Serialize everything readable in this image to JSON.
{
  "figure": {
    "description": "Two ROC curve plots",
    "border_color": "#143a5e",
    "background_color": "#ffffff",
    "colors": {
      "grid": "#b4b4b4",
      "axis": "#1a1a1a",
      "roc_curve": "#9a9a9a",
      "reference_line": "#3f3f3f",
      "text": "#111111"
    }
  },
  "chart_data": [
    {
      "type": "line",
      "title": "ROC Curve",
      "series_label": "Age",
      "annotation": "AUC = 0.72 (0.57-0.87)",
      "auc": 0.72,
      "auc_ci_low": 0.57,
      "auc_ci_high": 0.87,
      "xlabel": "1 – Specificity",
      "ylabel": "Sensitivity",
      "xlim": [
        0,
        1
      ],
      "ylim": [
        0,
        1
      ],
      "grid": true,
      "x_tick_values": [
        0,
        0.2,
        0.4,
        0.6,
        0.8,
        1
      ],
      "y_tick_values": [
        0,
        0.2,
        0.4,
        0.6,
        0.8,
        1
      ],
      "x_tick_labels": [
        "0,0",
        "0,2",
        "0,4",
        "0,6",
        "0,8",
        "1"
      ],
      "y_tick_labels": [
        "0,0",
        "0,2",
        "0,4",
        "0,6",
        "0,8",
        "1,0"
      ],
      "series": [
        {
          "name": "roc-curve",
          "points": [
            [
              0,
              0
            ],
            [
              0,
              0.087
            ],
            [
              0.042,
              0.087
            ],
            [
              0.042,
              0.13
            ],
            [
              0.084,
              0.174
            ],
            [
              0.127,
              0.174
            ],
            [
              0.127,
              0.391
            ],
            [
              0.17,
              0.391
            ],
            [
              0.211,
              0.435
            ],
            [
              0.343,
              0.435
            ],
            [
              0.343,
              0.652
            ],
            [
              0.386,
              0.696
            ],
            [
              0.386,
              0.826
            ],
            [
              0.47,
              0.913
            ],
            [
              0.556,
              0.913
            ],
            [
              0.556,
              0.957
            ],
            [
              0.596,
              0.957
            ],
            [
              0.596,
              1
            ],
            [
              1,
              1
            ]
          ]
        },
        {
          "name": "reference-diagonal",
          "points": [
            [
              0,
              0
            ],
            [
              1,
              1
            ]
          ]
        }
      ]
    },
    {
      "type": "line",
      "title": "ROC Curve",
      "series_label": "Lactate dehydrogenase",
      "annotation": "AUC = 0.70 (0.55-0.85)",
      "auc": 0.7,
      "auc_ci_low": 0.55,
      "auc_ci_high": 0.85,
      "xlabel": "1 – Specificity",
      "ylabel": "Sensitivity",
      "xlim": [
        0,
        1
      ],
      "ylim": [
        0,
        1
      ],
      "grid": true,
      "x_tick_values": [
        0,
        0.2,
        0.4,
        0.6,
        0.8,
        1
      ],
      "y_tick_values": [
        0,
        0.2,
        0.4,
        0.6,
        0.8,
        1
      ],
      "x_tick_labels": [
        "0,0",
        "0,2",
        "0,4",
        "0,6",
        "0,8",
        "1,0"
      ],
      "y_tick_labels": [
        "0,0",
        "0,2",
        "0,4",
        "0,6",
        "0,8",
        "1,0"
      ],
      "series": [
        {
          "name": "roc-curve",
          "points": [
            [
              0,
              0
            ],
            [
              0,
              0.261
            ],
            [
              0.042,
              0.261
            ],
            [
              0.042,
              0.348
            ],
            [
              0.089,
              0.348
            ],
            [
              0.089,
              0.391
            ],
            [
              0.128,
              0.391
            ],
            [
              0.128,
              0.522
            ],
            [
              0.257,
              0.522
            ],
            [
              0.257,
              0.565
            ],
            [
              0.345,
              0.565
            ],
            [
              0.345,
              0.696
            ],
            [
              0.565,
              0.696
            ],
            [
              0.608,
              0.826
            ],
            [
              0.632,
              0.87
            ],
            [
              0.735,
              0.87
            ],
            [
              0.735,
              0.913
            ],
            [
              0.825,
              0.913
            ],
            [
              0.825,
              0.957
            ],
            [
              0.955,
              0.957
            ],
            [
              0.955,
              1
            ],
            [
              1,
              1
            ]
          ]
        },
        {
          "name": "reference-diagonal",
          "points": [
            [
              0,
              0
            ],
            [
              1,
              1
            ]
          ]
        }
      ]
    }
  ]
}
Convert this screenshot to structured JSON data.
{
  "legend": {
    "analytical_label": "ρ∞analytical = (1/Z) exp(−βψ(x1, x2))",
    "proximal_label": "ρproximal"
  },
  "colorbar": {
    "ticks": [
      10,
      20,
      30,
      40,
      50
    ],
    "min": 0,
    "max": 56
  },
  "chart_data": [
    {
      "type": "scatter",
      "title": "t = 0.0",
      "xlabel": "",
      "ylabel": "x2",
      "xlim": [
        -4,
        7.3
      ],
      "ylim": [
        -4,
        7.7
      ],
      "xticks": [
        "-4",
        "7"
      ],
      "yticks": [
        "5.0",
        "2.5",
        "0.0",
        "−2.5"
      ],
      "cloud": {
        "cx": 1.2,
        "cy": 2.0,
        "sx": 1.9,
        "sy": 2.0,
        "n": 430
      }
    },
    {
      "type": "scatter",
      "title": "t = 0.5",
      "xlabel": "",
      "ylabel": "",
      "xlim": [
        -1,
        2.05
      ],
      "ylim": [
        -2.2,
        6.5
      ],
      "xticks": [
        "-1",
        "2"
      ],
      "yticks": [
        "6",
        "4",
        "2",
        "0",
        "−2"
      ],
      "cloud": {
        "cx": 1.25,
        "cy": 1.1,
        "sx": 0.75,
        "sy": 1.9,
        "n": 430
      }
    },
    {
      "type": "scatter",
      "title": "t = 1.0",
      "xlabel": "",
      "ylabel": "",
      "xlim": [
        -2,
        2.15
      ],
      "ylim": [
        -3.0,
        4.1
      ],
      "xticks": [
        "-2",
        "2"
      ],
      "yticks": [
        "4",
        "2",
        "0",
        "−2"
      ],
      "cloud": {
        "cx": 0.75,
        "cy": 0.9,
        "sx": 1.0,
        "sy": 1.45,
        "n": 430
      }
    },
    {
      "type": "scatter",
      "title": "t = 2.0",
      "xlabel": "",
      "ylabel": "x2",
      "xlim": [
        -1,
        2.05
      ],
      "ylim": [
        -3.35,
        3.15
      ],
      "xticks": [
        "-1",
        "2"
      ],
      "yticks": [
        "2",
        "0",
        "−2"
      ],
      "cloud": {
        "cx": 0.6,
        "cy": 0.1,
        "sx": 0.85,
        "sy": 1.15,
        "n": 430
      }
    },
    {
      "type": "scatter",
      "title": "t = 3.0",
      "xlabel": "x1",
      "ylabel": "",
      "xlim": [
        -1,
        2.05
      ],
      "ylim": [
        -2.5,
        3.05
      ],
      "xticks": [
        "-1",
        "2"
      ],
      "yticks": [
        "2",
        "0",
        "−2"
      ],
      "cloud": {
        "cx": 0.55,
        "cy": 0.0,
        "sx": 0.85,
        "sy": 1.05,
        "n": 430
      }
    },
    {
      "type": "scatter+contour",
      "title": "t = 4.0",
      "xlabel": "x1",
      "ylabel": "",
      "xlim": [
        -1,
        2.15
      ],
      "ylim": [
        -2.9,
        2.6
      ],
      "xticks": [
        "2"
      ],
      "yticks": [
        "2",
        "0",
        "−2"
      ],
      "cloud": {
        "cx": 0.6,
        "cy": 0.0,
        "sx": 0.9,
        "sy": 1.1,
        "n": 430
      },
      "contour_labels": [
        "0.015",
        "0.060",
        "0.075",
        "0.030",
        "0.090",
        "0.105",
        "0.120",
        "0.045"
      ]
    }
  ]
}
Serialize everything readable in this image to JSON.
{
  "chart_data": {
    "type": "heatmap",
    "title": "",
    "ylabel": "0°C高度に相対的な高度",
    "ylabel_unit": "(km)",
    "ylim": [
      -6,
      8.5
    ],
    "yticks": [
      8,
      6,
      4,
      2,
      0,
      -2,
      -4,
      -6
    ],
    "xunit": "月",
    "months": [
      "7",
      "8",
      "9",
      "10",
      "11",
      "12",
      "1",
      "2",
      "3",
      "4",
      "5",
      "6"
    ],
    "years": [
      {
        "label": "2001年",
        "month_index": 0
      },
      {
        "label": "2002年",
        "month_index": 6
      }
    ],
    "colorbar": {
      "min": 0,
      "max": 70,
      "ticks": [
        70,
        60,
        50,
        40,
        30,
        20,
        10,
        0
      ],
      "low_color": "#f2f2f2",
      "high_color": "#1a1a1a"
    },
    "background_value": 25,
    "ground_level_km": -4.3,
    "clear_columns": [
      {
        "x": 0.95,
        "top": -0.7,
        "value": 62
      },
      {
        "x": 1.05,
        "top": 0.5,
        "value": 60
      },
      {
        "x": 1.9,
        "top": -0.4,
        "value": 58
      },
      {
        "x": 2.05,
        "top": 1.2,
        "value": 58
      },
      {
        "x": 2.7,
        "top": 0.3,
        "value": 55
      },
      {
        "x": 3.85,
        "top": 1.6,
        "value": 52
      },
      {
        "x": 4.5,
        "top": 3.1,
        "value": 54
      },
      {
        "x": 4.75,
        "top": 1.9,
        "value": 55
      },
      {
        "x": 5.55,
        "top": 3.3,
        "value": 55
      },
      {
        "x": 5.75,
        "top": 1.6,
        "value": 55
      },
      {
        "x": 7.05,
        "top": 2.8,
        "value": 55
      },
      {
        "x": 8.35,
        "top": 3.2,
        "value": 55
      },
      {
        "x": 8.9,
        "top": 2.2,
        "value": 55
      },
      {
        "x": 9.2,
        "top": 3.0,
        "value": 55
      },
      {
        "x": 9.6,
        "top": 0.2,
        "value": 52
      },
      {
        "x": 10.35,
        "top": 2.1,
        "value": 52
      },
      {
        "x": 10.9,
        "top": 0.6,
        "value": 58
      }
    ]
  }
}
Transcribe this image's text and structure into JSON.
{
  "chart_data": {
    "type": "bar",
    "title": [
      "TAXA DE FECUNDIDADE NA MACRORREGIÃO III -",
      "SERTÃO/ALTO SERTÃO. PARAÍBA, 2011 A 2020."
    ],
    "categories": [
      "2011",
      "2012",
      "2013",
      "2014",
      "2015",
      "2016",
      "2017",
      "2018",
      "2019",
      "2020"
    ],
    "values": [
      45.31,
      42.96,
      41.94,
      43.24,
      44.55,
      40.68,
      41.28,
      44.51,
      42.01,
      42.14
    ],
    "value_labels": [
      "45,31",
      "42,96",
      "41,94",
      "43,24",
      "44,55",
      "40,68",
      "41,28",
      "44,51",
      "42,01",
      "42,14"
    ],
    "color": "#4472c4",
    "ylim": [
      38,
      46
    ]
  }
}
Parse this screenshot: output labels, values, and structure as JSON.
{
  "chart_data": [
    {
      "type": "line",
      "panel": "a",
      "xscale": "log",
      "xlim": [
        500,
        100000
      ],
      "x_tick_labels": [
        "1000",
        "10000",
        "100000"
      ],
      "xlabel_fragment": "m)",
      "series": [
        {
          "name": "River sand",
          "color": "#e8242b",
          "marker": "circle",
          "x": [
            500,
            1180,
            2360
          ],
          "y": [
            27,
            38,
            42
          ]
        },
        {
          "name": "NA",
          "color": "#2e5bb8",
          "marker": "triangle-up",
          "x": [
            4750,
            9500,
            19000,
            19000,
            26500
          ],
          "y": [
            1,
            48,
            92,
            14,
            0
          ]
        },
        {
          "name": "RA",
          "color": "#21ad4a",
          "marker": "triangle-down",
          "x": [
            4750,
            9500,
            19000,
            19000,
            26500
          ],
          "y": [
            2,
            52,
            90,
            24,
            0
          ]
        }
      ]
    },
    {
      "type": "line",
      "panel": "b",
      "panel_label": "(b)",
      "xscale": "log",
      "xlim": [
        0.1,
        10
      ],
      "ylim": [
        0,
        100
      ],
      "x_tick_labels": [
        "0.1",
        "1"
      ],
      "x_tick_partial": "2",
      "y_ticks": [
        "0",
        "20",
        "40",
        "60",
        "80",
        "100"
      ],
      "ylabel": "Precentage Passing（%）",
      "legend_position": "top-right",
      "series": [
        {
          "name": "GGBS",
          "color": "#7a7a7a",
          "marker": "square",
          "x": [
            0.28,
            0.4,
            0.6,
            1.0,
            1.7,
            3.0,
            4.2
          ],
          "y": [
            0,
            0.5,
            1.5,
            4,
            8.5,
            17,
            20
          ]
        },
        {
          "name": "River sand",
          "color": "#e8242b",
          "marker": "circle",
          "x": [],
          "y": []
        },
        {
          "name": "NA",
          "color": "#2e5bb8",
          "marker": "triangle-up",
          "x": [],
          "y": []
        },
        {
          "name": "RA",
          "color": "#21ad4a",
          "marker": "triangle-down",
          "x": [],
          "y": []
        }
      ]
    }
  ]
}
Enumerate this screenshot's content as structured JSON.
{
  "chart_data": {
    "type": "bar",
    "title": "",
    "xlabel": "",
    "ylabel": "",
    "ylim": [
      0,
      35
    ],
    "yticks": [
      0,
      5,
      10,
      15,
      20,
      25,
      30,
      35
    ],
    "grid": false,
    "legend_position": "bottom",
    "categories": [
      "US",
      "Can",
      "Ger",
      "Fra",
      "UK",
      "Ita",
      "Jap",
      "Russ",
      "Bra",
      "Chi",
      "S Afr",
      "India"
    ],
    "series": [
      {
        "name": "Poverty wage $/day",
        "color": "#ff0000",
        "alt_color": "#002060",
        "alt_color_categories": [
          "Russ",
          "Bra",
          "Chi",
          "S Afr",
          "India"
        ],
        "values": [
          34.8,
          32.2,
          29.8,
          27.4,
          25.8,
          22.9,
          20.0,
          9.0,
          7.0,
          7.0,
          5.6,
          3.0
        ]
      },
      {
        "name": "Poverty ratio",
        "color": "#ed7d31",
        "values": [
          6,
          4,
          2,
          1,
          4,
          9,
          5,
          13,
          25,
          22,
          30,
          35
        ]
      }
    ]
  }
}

###

◆ The request ◆
Read through the data and copy every line where "title" shows up.

◆ Task output ◆
      "title": "ROC Curve",
      "title": "ROC Curve",
      "title": "t = 0.0",
      "title": "t = 0.5",
      "title": "t = 1.0",
      "title": "t = 2.0",
      "title": "t = 3.0",
      "title": "t = 4.0",
    "title": "",
    "title": [
    "title": "",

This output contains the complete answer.